[TASK MATERIAL]
--------------------

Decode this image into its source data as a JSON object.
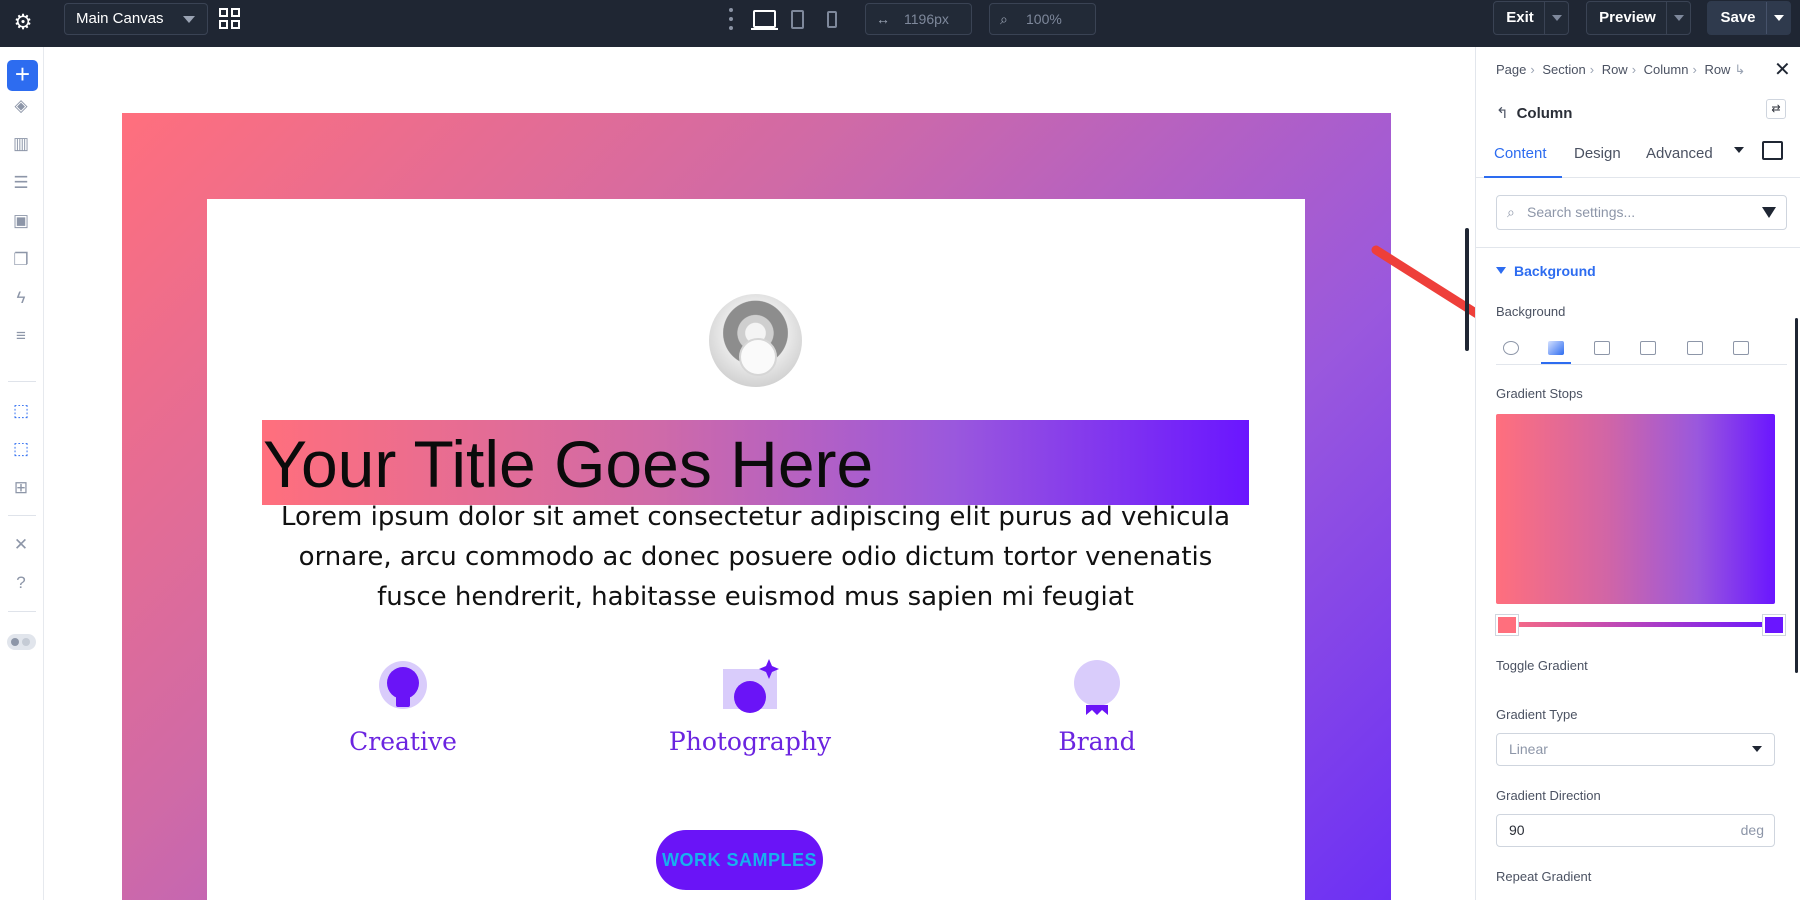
{
  "topbar": {
    "canvas_select": "Main Canvas",
    "width_value": "1196px",
    "zoom_value": "100%",
    "exit_label": "Exit",
    "preview_label": "Preview",
    "save_label": "Save"
  },
  "canvas": {
    "title": "Your Title Goes Here",
    "body": "Lorem ipsum dolor sit amet consectetur adipiscing elit purus ad vehicula ornare, arcu commodo ac donec posuere odio dictum tortor venenatis fusce hendrerit, habitasse euismod mus sapien mi feugiat",
    "features": [
      {
        "label": "Creative",
        "icon": "lightbulb-icon"
      },
      {
        "label": "Photography",
        "icon": "camera-icon"
      },
      {
        "label": "Brand",
        "icon": "badge-icon"
      }
    ],
    "button_label": "WORK SAMPLES",
    "colors": {
      "gradient_start": "#ff6f7d",
      "gradient_end": "#6a16ff",
      "accent": "#6b24e0"
    }
  },
  "panel": {
    "breadcrumb": [
      "Page",
      "Section",
      "Row",
      "Column",
      "Row"
    ],
    "title": "Column",
    "tabs": [
      "Content",
      "Design",
      "Advanced"
    ],
    "search_placeholder": "Search settings...",
    "section_title": "Background",
    "background_label": "Background",
    "gradient_stops_label": "Gradient Stops",
    "toggle_gradient_label": "Toggle Gradient",
    "gradient_type_label": "Gradient Type",
    "gradient_type_value": "Linear",
    "gradient_direction_label": "Gradient Direction",
    "gradient_direction_value": "90",
    "gradient_direction_unit": "deg",
    "repeat_gradient_label": "Repeat Gradient"
  }
}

--------------------

[WHAT TO WORK ON] Keep only the lines that hold the string "icon", and copy them out.

[EXERCISE SOLUTION]
        "icon": "lightbulb-icon"
        "icon": "camera-icon"
        "icon": "badge-icon"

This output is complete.